**WHAT IS ASKED**: Every entry must be echoed exactly.

Collection entries
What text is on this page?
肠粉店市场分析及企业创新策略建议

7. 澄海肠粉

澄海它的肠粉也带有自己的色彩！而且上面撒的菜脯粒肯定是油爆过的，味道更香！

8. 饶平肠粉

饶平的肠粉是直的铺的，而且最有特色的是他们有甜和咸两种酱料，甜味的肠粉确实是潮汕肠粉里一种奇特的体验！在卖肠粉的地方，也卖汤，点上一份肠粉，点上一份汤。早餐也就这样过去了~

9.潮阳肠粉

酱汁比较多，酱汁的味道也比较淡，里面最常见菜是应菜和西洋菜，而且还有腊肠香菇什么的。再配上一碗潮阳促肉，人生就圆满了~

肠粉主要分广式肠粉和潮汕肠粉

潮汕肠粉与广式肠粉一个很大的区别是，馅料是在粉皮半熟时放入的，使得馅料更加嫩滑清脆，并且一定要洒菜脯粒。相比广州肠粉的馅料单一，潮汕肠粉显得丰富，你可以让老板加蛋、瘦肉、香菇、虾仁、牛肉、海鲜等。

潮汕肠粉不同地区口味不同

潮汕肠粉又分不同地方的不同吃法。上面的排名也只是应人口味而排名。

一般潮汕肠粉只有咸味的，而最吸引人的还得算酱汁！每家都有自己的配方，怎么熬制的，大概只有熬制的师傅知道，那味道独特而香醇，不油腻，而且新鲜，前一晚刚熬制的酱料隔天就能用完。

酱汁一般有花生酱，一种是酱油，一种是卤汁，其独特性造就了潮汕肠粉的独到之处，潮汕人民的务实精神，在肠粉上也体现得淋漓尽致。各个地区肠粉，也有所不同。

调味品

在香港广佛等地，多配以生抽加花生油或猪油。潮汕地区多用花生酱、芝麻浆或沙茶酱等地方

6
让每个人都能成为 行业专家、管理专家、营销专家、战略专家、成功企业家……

**EXERCISE SOLUTION**:
What text is on this page?
肠粉店市场分析及企业创新策略建议

7. 澄海肠粉

澄海它的肠粉也带有自己的色彩！而且上面撒的菜脯粒肯定是油爆过的，味道更香！

8. 饶平肠粉

饶平的肠粉是直的铺的，而且最有特色的是他们有甜和咸两种酱料，甜味的肠粉确实是潮汕肠粉里一种奇特的体验！在卖肠粉的地方，也卖汤，点上一份肠粉，点上一份汤。早餐也就这样过去了~

9.潮阳肠粉

酱汁比较多，酱汁的味道也比较淡，里面最常见菜是应菜和西洋菜，而且还有腊肠香菇什么的。再配上一碗潮阳促肉，人生就圆满了~

肠粉主要分广式肠粉和潮汕肠粉

潮汕肠粉与广式肠粉一个很大的区别是，馅料是在粉皮半熟时放入的，使得馅料更加嫩滑清脆，并且一定要洒菜脯粒。相比广州肠粉的馅料单一，潮汕肠粉显得丰富，你可以让老板加蛋、瘦肉、香菇、虾仁、牛肉、海鲜等。

潮汕肠粉不同地区口味不同

潮汕肠粉又分不同地方的不同吃法。上面的排名也只是应人口味而排名。

一般潮汕肠粉只有咸味的，而最吸引人的还得算酱汁！每家都有自己的配方，怎么熬制的，大概只有熬制的师傅知道，那味道独特而香醇，不油腻，而且新鲜，前一晚刚熬制的酱料隔天就能用完。

酱汁一般有花生酱，一种是酱油，一种是卤汁，其独特性造就了潮汕肠粉的独到之处，潮汕人民的务实精神，在肠粉上也体现得淋漓尽致。各个地区肠粉，也有所不同。

调味品

在香港广佛等地，多配以生抽加花生油或猪油。潮汕地区多用花生酱、芝麻浆或沙茶酱等地方

6
让每个人都能成为 行业专家、管理专家、营销专家、战略专家、成功企业家……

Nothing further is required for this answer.